Below are the records; locate each line with the word "Information" and copy it.

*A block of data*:

§

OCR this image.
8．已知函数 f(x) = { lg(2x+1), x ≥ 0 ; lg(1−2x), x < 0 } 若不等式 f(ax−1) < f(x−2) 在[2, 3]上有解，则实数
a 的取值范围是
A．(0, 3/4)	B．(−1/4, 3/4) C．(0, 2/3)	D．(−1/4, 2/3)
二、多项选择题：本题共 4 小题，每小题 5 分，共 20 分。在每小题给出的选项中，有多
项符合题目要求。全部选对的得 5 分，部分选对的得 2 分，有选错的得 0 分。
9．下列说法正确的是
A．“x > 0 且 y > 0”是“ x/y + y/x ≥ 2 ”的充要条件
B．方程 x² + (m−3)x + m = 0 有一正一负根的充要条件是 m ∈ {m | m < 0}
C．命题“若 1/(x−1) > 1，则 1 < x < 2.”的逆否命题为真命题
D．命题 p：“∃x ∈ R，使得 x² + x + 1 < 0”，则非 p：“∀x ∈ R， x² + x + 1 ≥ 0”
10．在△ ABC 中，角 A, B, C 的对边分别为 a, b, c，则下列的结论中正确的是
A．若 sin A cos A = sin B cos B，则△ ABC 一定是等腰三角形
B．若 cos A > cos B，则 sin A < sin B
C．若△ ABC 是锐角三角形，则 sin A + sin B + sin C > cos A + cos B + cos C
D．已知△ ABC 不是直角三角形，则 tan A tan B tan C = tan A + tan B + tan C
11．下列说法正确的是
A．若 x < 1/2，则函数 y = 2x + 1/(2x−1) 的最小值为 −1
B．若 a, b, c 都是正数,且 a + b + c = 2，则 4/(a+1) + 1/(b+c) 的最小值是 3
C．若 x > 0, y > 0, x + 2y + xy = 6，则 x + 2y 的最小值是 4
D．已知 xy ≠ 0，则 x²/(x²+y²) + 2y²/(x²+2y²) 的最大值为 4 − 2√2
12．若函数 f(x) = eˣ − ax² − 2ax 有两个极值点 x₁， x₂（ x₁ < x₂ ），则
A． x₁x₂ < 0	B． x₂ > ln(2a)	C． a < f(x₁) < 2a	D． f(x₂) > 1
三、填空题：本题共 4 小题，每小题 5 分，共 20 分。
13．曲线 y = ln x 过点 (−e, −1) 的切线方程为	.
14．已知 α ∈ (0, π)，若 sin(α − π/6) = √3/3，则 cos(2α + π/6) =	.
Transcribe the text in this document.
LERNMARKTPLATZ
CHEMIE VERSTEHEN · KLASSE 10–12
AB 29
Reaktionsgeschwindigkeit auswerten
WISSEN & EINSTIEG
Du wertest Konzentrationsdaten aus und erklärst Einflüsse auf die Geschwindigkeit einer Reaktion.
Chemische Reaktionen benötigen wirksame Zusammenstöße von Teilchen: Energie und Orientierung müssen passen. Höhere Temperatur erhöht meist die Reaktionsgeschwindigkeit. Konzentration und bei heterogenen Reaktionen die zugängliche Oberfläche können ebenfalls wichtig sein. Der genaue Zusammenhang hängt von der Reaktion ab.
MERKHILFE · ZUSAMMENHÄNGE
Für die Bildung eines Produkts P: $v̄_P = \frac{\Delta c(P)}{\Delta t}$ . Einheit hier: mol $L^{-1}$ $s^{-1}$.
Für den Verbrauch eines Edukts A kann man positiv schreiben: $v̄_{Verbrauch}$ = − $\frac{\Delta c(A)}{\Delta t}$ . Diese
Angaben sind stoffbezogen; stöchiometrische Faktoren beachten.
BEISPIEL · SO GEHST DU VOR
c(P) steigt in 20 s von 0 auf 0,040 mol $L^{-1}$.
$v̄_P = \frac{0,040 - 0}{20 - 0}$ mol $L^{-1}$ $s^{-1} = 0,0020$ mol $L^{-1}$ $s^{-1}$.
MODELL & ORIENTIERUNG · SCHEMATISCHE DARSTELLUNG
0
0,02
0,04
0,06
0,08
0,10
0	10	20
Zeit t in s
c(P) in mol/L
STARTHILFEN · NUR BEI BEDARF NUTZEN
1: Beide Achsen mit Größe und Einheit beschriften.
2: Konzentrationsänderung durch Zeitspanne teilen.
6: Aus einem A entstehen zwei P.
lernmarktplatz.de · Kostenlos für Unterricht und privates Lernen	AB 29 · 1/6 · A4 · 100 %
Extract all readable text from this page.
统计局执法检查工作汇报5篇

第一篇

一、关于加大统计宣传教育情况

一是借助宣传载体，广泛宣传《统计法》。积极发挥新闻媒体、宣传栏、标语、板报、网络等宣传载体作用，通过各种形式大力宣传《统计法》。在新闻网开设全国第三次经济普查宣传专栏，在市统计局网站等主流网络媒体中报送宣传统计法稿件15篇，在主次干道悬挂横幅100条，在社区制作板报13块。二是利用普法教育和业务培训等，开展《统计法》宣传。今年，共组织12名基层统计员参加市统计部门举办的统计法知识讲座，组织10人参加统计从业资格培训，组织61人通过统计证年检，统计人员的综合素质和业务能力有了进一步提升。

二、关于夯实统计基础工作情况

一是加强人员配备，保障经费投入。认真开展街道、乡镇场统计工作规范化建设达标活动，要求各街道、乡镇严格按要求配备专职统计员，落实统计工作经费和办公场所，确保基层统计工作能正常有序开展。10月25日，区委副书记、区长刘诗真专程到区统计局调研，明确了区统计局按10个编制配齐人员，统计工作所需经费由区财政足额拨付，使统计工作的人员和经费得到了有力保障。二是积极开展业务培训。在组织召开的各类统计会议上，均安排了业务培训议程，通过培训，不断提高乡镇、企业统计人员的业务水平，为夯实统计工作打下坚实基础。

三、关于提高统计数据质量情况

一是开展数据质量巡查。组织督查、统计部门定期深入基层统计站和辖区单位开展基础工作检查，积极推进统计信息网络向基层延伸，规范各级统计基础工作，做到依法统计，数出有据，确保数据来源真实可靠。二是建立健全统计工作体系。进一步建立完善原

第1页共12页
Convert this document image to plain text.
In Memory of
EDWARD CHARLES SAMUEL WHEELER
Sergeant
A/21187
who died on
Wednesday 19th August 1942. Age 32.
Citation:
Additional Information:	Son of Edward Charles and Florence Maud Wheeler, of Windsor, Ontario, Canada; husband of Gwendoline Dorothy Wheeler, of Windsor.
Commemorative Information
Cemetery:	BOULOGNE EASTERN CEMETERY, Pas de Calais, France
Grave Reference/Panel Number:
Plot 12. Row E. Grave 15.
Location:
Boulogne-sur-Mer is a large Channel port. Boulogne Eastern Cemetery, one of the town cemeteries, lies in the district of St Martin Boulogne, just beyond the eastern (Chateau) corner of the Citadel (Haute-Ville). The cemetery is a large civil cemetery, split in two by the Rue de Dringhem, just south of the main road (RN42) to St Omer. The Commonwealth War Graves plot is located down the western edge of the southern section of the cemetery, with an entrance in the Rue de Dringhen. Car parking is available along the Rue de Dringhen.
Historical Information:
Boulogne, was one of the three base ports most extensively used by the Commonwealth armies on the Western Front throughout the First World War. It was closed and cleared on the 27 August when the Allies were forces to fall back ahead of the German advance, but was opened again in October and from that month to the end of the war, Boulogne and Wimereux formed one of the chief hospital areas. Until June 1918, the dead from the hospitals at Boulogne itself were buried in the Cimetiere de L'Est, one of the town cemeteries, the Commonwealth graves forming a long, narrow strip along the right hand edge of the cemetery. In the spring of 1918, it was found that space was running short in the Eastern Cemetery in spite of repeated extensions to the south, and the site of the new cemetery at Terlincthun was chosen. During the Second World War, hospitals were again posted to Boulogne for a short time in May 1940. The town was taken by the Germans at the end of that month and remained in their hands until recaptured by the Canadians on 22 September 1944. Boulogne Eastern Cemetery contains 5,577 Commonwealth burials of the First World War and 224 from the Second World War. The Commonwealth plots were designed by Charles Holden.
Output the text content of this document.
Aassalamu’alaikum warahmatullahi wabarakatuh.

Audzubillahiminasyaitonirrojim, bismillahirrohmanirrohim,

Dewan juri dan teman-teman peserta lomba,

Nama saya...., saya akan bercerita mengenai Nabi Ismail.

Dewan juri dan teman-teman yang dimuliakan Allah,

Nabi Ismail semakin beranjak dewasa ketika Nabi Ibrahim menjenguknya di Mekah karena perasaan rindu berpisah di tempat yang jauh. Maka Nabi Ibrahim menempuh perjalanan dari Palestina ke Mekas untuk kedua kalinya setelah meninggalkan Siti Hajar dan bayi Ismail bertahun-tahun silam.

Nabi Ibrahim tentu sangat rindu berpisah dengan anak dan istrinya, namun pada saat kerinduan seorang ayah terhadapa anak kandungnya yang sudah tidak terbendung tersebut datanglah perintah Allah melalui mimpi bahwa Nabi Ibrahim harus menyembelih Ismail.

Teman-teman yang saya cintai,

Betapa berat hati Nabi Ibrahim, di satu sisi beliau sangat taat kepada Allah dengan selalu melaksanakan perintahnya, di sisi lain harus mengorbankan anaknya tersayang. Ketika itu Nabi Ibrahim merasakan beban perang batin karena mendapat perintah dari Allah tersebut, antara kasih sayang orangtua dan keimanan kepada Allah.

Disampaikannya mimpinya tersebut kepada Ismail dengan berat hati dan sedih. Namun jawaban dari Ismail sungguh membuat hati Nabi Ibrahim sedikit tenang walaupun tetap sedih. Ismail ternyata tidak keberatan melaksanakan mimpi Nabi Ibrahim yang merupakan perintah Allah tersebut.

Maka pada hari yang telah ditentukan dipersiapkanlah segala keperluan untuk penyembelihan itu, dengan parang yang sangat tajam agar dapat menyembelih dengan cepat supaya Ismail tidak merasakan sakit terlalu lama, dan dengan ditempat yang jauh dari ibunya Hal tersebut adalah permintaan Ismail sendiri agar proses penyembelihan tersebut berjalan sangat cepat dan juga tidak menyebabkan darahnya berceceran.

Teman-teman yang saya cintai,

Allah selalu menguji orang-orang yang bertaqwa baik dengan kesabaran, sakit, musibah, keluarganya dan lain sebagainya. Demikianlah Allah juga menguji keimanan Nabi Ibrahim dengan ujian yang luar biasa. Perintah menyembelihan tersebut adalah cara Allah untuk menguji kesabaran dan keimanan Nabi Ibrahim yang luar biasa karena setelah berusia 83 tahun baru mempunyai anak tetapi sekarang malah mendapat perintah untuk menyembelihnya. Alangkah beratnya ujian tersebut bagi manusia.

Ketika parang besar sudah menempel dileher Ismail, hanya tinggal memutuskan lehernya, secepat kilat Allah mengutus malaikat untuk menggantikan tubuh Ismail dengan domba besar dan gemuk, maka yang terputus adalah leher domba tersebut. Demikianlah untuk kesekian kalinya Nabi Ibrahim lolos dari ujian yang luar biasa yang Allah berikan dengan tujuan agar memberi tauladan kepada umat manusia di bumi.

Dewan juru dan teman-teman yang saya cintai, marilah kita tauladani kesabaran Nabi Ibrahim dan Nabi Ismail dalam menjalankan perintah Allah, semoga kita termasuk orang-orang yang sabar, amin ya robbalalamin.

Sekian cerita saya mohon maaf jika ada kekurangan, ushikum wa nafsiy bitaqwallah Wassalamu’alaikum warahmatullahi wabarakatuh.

§

*Final result*:
Additional Information:	Son of Edward Charles and Florence Maud Wheeler, of Windsor, Ontario, Canada; husband of Gwendoline Dorothy Wheeler, of Windsor.
Commemorative Information
Historical Information:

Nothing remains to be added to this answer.